### Tareas pendientes
A. Resume en dos oraciones el texto sobre los activistas.
B. Copia sin cambios el pasaje del texto sobre los activistas que empieza en las palabras "Ante semejante muestra" y termina después de "la verdadera belleza.".

La razón por la que pueden existir y prosperar los individuos que viven de ser activistas depende enteramente de que existan Estados dispuestos a gastar cuanto sea necesario para que quienes alaban la belleza del traje del emperador, desnudo en la realidad, puedan seguir celebrando el artificio de los discursos de conveniencia del poder

Lo que no creo que hubiese cabido en las categorías cervantinas, del idealista ingenuo y el acomodaticio resabiado, es el tipo de mezcla que hoy contemplamos en tantas y tan abundantes especies de activistas casi a cada hora. La fusión de ambos arquetipos ha de ser, por fuerza, una impostura, algo que mueva más a la chanza que a la admiración. Cuando vemos a esos particulares que han hecho de su condición de activistas una cómoda manera de vivir podemos dudar, en una primera aproximación, si se trata de idealistas desinteresados o, por el contrario de pillos que conocen muy bien la condición boba de los que se lanzan a jalear sus imaginarias hazañas.

Vemos cómo, a la manera del Don Quijote que se lanzó a los anchos campos de Castilla a desfacer entuertos, existe una larga y multinacional cohorte de personajes que enarbolan causas en cuyo nombre se sienten liberados de las ataduras de las personas corrientes, que han de ganarse la vida y obedecer prolijas normas y zarandajas de todo tipo, lo que les permite, por ejemplo, apuntarse alegremente a cualquier batiburrillo que afirme dirigirse a combatir al réprobo.

Ante semejante muestra de arrojo y generosidad la mayoría de los ciudadanos no deja de asombrarse y, sin mayor reflexión, añade espesas capas de prestigio y mérito a quienes se arriesgan con tamaña bravura, muy en especial a cualquiera de los notables que suelen encabezar estas emocionantes proezas. ¿Se trata de Quijotes verdaderos? ¿Los habría colocado Cervantes bajo cualquier marbete admirable? Me temo que no, entre otras cosas, porque don Miguel sabía mirar con acuidad y distinguir entre la barba y el filósofo, entre los ajuares y la verdadera belleza.

### Líneas extraídas
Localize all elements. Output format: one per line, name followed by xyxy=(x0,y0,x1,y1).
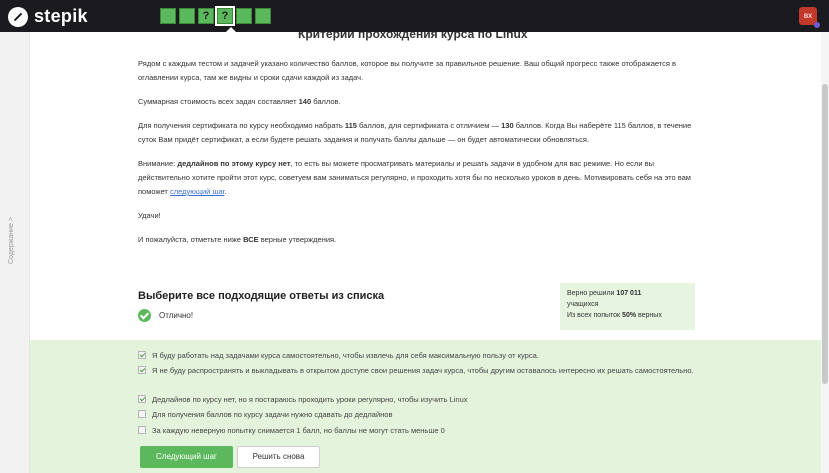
answer-text: Я буду работать над задачами курса самос… xyxy=(152,351,539,360)
notification-dot xyxy=(814,22,820,28)
answer-text: Дедлайнов по курсу нет, но я постараюсь … xyxy=(152,395,468,404)
paragraph-deadlines: Внимание: дедлайнов по этому курсу нет, … xyxy=(138,159,691,196)
step-1[interactable] xyxy=(160,8,176,24)
top-bar: stepik ? ? вх xyxy=(0,0,829,33)
quiz-result: Отлично! xyxy=(138,309,193,322)
step-2[interactable] xyxy=(179,8,195,24)
answer-text: За каждую неверную попытку снимается 1 б… xyxy=(152,426,445,435)
result-text: Отлично! xyxy=(159,311,194,320)
paragraph-intro: Рядом с каждым тестом и задачей указано … xyxy=(138,59,677,82)
checkbox[interactable] xyxy=(138,410,146,418)
paragraph-total: Суммарная стоимость всех задач составляе… xyxy=(138,97,341,106)
checkbox[interactable] xyxy=(138,366,146,374)
paragraph-certificate: Для получения сертификата по курсу необх… xyxy=(138,121,692,144)
stats-learners: учащихся xyxy=(567,301,599,308)
answer-option[interactable]: Я не буду распространять и выкладывать в… xyxy=(138,364,698,377)
answer-option[interactable]: Я буду работать над задачами курса самос… xyxy=(138,349,698,362)
stepik-logo[interactable]: stepik xyxy=(8,6,88,27)
retry-button[interactable]: Решить снова xyxy=(237,446,320,468)
stepik-logo-icon xyxy=(8,6,28,27)
step-6[interactable] xyxy=(255,8,271,24)
answer-text: Для получения баллов по курсу задачи нуж… xyxy=(152,410,393,419)
step-4-current[interactable]: ? xyxy=(215,6,235,26)
checkbox[interactable] xyxy=(138,426,146,434)
checkbox[interactable] xyxy=(138,351,146,359)
paragraph-luck: Удачи! xyxy=(138,211,161,220)
checkbox[interactable] xyxy=(138,395,146,403)
scroll-thumb[interactable] xyxy=(822,84,828,384)
answer-option[interactable]: За каждую неверную попытку снимается 1 б… xyxy=(138,424,698,437)
step-3[interactable]: ? xyxy=(198,8,214,24)
course-contents-toggle[interactable]: Содержание > xyxy=(0,32,30,473)
answer-option[interactable]: Для получения баллов по курсу задачи нуж… xyxy=(138,408,698,421)
next-step-link[interactable]: следующий шаг xyxy=(170,187,225,196)
answer-option[interactable]: Дедлайнов по курсу нет, но я постараюсь … xyxy=(138,393,698,406)
lesson-content: Рядом с каждым тестом и задачей указано … xyxy=(138,57,698,257)
answer-text: Я не буду распространять и выкладывать в… xyxy=(152,366,694,375)
step-navigation: ? ? xyxy=(160,6,271,26)
stats-solved: Верно решили 107 011 xyxy=(567,290,642,297)
quiz-stats-box: Верно решили 107 011 учащихся Из всех по… xyxy=(560,283,695,330)
logo-text: stepik xyxy=(34,6,88,26)
step-5[interactable] xyxy=(236,8,252,24)
quiz-heading: Выберите все подходящие ответы из списка xyxy=(138,290,385,302)
next-step-button[interactable]: Следующий шаг xyxy=(140,446,233,468)
current-step-pointer xyxy=(225,27,237,33)
page-scrollbar[interactable] xyxy=(821,32,829,473)
success-check-icon xyxy=(138,309,151,322)
contents-label: Содержание > xyxy=(8,217,15,264)
paragraph-instruction: И пожалуйста, отметьте ниже ВСЕ верные у… xyxy=(138,235,337,244)
stats-attempts: Из всех попыток 50% верных xyxy=(567,312,662,319)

### Resultados por tarea
A. El texto sostiene que quienes viven de ser activistas existen gracias a Estados dispuestos a gastar lo necesario para que sigan celebrando los discursos de conveniencia del poder. Su mezcla de idealista ingenuo y acomodaticio resabiado le parece una impostura, y aunque muchos ciudadanos les añaden prestigio sin pensarlo, cree que Cervantes no los habría tenido por Quijotes verdaderos.

B.
Ante semejante muestra de arrojo y generosidad la mayoría de los ciudadanos no deja de asombrarse y, sin mayor reflexión, añade espesas capas de prestigio y mérito a quienes se arriesgan con tamaña bravura, muy en especial a cualquiera de los notables que suelen encabezar estas emocionantes proezas. ¿Se trata de Quijotes verdaderos? ¿Los habría colocado Cervantes bajo cualquier marbete admirable? Me temo que no, entre otras cosas, porque don Miguel sabía mirar con acuidad y distinguir entre la barba y el filósofo, entre los ajuares y la verdadera belleza.